WHAT IS ASKED:
Gather all lines containing the string "organisatie" and copy them out.

>> start EXERCISE DATA

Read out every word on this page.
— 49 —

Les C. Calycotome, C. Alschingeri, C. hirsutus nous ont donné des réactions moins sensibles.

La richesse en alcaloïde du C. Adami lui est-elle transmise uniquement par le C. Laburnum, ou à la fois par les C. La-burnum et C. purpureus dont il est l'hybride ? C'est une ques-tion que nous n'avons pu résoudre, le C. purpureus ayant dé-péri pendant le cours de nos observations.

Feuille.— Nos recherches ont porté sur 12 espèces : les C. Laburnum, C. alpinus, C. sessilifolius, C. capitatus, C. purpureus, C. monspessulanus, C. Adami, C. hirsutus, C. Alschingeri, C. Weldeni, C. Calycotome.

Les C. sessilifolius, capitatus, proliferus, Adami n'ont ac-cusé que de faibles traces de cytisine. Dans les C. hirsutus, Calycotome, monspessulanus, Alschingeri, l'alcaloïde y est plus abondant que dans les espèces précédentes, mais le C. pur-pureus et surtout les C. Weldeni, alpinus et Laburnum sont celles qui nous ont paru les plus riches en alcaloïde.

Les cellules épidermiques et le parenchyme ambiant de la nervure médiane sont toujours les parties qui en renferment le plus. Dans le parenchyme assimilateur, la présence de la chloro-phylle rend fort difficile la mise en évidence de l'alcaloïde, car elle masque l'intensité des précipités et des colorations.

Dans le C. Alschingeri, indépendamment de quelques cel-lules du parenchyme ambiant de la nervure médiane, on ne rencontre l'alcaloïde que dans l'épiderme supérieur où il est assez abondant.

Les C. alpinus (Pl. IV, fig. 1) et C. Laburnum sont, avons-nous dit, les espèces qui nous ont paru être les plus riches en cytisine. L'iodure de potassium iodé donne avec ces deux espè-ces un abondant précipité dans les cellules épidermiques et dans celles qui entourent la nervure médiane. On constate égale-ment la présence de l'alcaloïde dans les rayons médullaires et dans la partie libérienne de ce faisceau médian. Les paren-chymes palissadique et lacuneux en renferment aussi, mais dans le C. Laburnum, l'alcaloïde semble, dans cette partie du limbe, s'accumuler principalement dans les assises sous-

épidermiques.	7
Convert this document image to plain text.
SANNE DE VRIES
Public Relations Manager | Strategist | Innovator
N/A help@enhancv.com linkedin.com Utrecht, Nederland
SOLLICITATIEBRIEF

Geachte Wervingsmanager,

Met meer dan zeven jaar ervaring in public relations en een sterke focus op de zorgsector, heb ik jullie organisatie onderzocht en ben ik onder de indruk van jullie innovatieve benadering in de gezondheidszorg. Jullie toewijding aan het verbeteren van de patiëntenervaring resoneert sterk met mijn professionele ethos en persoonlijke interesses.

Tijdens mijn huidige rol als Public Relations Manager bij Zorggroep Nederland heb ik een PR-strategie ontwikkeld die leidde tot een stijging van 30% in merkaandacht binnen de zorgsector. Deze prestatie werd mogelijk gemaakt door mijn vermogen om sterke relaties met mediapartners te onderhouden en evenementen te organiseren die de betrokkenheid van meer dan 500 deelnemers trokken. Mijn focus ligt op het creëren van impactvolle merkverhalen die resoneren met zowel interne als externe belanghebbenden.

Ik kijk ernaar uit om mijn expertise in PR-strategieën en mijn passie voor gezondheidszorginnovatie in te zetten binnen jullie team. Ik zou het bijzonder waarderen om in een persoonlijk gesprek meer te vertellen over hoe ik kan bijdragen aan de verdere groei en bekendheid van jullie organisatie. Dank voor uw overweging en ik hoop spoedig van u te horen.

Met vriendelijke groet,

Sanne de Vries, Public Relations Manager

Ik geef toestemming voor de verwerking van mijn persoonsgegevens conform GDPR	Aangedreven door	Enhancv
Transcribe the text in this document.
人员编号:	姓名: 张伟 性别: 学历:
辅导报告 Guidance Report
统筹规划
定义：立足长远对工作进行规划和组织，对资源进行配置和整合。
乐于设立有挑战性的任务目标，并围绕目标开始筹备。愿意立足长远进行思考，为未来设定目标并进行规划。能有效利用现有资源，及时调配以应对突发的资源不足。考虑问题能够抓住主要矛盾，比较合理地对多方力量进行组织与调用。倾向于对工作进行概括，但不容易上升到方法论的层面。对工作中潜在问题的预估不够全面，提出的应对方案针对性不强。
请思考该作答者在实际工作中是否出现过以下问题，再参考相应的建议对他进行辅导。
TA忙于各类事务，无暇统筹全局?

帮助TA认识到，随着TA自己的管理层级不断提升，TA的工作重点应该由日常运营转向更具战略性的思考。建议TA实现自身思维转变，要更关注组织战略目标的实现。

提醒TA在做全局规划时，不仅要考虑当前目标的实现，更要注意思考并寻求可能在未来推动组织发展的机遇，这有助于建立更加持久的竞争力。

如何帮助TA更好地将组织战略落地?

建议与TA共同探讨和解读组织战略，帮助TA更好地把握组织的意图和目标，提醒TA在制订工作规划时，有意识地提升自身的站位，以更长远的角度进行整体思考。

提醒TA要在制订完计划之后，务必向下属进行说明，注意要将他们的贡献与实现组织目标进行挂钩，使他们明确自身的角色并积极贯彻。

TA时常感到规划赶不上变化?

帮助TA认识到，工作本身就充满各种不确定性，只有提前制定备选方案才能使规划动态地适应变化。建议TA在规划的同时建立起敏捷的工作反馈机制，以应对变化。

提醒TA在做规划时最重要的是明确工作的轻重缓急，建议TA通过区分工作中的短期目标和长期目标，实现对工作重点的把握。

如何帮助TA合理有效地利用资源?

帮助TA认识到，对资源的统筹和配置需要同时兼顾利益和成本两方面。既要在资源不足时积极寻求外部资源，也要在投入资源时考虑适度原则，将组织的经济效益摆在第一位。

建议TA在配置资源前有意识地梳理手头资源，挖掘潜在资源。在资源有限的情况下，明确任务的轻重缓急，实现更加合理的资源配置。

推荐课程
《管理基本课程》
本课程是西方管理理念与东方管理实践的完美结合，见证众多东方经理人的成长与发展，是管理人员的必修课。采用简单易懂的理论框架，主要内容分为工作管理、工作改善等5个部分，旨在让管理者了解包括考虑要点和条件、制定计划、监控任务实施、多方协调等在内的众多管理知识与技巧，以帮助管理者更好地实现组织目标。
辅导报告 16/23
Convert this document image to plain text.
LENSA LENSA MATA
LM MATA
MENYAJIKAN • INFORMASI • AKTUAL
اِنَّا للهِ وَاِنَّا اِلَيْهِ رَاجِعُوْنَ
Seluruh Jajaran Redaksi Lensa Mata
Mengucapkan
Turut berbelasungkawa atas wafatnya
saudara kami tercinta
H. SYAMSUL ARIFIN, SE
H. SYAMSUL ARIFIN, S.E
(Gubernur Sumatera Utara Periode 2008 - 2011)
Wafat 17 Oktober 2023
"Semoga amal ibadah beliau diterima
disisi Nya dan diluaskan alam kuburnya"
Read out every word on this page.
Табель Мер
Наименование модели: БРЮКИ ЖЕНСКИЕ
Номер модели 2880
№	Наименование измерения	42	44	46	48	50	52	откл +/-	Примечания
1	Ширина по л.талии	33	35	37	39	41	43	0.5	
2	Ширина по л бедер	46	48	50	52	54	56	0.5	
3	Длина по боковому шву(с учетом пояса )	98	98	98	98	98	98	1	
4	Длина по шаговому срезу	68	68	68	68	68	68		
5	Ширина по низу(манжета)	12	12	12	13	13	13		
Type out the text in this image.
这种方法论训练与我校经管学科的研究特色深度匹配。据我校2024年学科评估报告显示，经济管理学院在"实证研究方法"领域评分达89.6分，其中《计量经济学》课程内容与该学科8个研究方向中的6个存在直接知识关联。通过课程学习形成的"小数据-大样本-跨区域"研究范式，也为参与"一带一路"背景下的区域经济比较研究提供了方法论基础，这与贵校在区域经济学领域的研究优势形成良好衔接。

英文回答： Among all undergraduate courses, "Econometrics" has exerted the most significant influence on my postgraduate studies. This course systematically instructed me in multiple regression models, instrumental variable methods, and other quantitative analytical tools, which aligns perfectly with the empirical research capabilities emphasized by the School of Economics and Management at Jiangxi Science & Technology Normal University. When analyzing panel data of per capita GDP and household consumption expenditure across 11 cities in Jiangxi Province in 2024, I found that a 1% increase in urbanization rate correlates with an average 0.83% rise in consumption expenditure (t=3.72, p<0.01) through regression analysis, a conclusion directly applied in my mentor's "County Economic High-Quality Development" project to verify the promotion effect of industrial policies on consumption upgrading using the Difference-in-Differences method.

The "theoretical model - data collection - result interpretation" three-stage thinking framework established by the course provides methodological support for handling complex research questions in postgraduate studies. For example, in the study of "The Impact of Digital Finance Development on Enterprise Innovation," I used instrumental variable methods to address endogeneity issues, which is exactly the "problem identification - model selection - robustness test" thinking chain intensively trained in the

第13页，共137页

>> end EXERCISE DATA

WRITTEN ANSWER:
Met meer dan zeven jaar ervaring in public relations en een sterke focus op de zorgsector, heb ik jullie organisatie onderzocht en ben ik onder de indruk van jullie innovatieve benadering in de gezondheidszorg. Jullie toewijding aan het verbeteren van de patiëntenervaring resoneert sterk met mijn professionele ethos en persoonlijke interesses.
Ik kijk ernaar uit om mijn expertise in PR-strategieën en mijn passie voor gezondheidszorginnovatie in te zetten binnen jullie team. Ik zou het bijzonder waarderen om in een persoonlijk gesprek meer te vertellen over hoe ik kan bijdragen aan de verdere groei en bekendheid van jullie organisatie. Dank voor uw overweging en ik hoop spoedig van u te horen.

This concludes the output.